TASK DIRECTIONS: Every record should be written out exactly, with the pictures left out.

RECORDS FOR THE TASK:

((

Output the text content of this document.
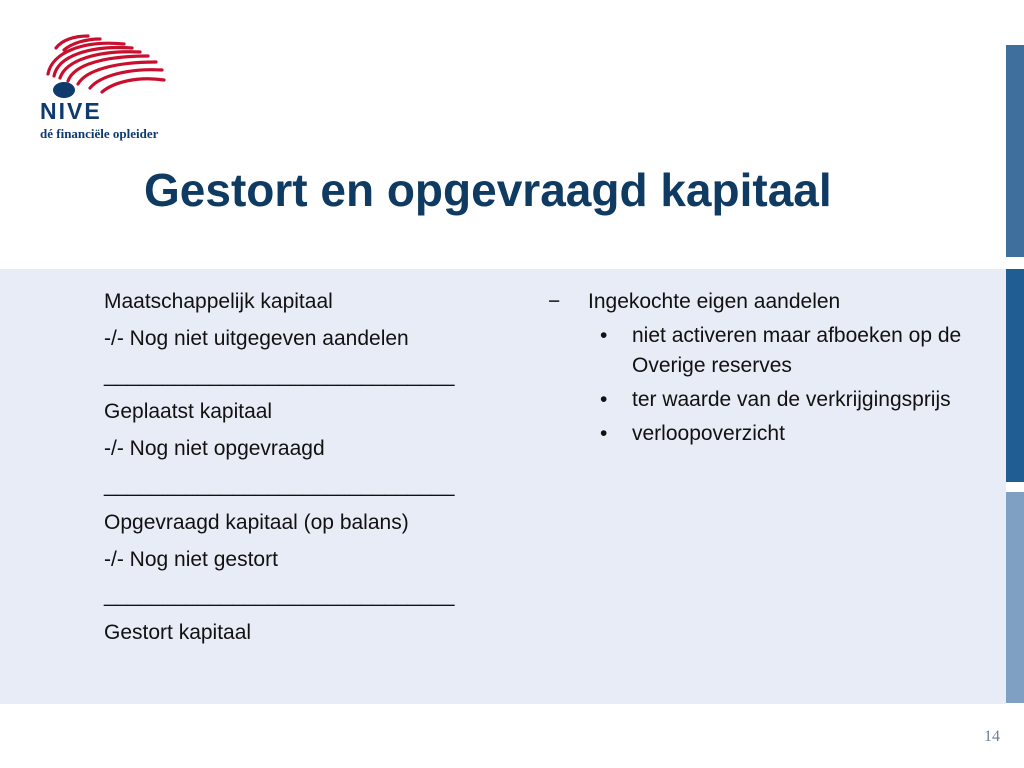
NIVE
dé financiële opleider
Gestort en opgevraagd kapitaal
Maatschappelijk kapitaal
-/- Nog niet uitgegeven aandelen
______________________________
Geplaatst kapitaal
-/- Nog niet opgevraagd
______________________________
Opgevraagd kapitaal (op balans)
-/- Nog niet gestort
______________________________
Gestort kapitaal
−	Ingekochte eigen aandelen
•	niet activeren maar afboeken op de Overige reserves
•	ter waarde van de verkrijgingsprijs
•	verloopoverzicht
14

))

RIGHT ANSWER:
Output the text content of this document.
NIVE
dé financiële opleider
Gestort en opgevraagd kapitaal
Maatschappelijk kapitaal
-/- Nog niet uitgegeven aandelen
______________________________
Geplaatst kapitaal
-/- Nog niet opgevraagd
______________________________
Opgevraagd kapitaal (op balans)
-/- Nog niet gestort
______________________________
Gestort kapitaal
−	Ingekochte eigen aandelen
•	niet activeren maar afboeken op de Overige reserves
•	ter waarde van de verkrijgingsprijs
•	verloopoverzicht
14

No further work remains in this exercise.